Instructions for the task
Which lines include the word "Last"? Copy each of them.

Records provided
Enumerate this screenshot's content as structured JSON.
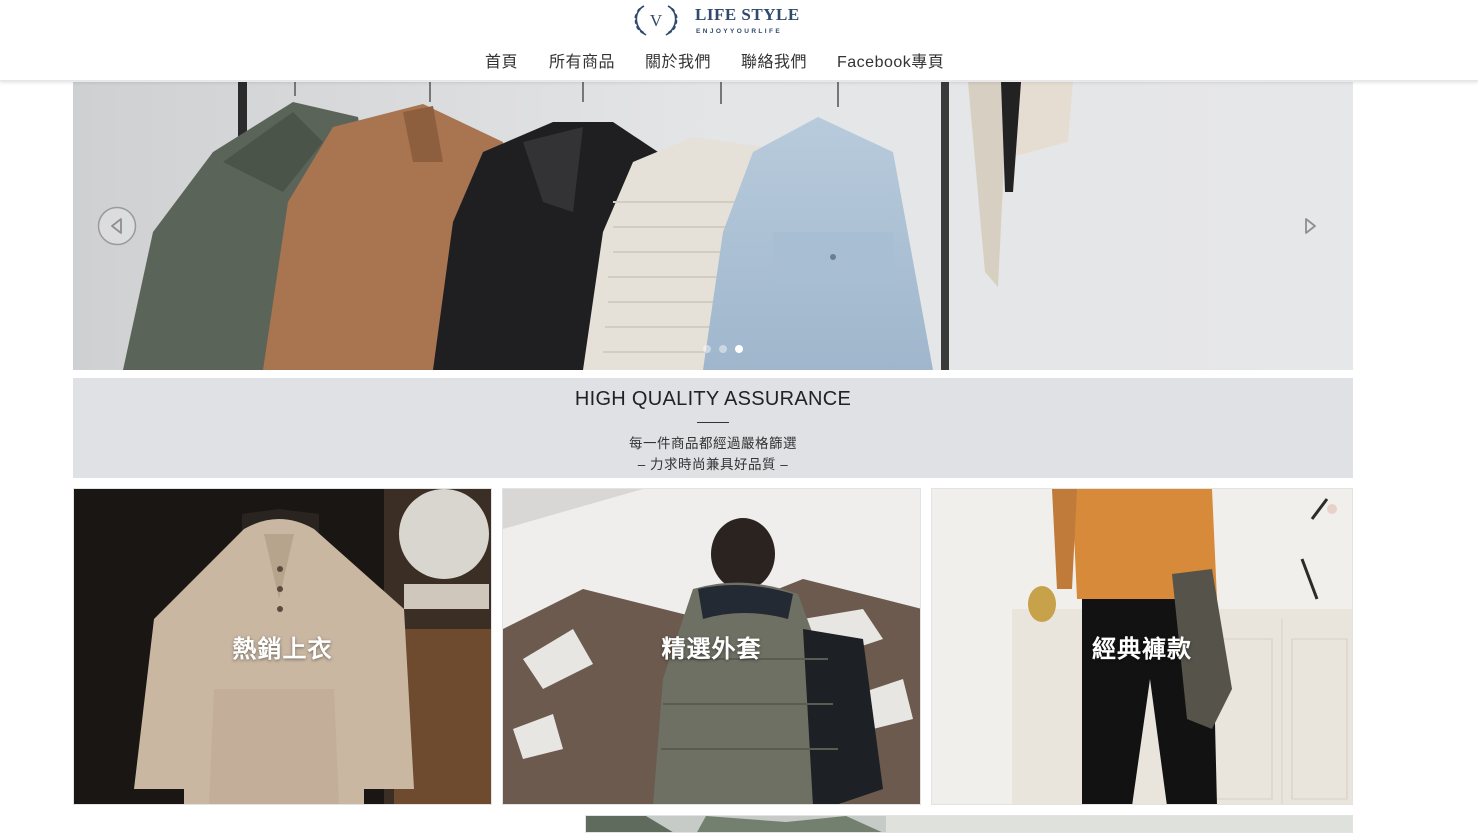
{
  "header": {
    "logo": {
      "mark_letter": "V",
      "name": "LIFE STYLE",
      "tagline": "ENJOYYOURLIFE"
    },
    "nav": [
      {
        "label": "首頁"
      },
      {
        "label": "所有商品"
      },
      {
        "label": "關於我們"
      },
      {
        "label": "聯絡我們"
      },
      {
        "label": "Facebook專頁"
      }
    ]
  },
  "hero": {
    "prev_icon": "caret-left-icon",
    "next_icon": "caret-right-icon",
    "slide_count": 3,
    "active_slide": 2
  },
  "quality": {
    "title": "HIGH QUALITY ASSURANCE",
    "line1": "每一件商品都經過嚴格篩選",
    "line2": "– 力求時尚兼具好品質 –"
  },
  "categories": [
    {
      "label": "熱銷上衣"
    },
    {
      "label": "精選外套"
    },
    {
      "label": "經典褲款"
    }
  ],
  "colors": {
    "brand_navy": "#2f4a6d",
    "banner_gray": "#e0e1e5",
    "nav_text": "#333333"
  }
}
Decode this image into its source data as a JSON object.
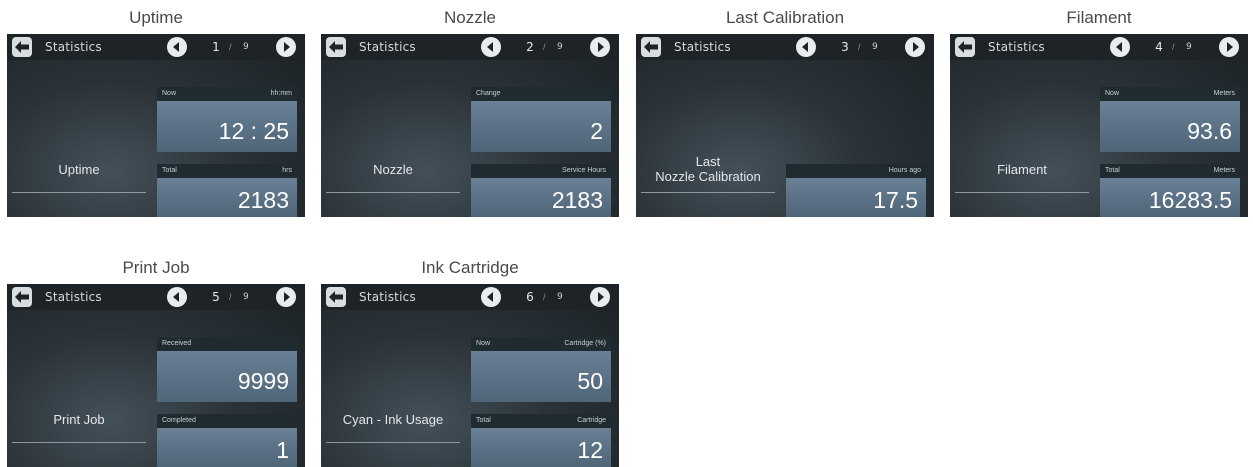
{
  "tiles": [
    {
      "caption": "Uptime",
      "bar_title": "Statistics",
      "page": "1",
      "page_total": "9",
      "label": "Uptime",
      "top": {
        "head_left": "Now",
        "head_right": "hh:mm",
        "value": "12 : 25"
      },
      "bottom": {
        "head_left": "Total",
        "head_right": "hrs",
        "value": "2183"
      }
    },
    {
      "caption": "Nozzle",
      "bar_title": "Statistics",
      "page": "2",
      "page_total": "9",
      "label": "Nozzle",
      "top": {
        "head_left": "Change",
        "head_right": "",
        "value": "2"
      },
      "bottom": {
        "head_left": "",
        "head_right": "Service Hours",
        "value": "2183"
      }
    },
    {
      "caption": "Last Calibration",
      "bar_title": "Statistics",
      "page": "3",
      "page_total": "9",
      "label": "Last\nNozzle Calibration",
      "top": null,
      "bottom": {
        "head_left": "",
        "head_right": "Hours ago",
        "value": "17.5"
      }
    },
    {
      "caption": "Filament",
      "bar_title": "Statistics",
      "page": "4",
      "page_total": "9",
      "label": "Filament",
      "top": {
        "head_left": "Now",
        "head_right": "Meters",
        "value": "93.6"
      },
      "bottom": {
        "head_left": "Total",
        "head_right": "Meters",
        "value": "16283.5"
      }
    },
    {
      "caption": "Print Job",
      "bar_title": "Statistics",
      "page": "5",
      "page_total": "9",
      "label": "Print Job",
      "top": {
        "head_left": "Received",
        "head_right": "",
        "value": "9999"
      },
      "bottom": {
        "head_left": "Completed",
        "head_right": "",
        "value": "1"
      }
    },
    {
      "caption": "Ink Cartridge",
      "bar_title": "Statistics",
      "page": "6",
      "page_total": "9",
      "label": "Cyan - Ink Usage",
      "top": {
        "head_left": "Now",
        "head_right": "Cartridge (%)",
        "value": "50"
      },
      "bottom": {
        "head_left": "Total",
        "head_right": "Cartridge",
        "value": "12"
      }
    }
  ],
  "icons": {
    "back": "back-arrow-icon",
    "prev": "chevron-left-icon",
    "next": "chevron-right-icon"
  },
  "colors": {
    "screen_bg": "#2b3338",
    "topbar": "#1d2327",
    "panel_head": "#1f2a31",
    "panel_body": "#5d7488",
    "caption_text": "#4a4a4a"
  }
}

--

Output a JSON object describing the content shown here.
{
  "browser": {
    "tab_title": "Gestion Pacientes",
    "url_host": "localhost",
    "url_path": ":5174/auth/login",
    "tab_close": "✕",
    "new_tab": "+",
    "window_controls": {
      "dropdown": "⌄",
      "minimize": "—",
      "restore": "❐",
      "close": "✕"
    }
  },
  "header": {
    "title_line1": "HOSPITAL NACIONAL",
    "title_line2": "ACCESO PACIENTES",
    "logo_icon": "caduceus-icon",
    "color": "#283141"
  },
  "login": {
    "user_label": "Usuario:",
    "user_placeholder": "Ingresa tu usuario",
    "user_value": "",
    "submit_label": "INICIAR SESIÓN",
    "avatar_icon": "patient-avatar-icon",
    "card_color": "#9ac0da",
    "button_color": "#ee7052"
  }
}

--

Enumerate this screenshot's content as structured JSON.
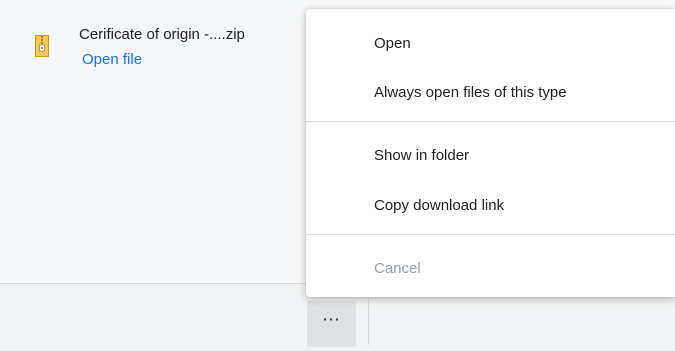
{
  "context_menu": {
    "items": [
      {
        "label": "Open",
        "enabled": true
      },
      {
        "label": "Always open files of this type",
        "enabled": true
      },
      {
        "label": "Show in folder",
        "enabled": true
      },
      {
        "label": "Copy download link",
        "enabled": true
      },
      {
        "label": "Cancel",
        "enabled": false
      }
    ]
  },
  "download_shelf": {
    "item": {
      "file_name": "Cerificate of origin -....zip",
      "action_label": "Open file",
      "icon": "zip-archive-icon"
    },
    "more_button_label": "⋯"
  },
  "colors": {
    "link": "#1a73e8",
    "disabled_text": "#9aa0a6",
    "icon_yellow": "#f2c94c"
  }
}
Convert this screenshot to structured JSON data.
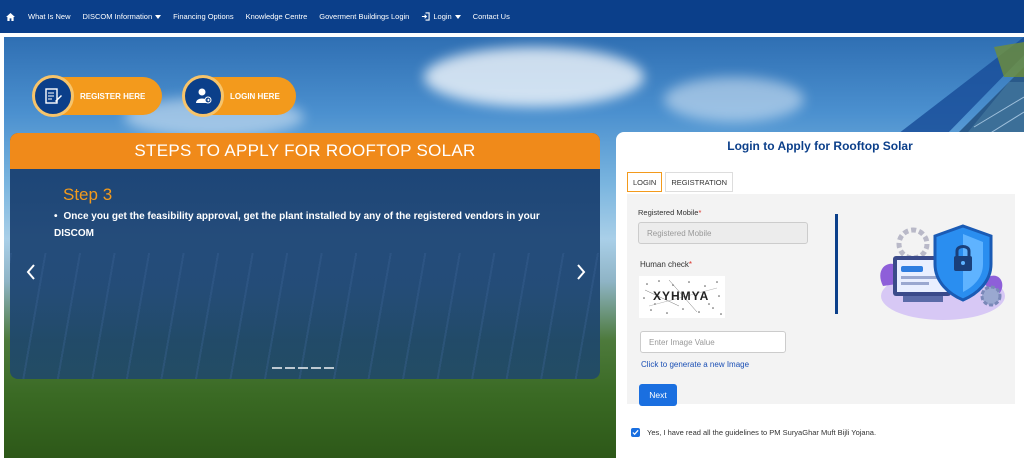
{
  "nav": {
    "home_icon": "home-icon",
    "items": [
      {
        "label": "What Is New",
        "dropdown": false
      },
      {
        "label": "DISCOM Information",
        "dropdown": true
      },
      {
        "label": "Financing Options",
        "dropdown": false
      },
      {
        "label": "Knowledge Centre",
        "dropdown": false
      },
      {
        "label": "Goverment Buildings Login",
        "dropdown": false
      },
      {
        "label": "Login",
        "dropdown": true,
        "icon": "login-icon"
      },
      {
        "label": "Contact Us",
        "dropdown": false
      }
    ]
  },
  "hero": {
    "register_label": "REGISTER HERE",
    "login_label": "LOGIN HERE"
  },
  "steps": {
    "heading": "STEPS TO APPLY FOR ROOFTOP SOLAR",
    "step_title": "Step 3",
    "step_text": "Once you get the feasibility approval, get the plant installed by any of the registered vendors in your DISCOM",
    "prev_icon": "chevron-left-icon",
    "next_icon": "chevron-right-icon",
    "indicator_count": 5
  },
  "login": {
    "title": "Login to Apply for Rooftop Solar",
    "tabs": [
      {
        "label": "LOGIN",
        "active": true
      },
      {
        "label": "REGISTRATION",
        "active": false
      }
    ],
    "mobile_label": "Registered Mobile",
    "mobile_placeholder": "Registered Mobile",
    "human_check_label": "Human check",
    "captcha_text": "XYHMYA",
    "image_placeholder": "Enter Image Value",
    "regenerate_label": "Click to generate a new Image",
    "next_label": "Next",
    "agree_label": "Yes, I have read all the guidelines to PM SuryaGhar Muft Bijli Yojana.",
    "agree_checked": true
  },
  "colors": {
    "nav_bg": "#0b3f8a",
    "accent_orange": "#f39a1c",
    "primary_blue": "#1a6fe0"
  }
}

Correct result
      "caption": "Last Calibration",
      "label": "Last\nNozzle Calibration",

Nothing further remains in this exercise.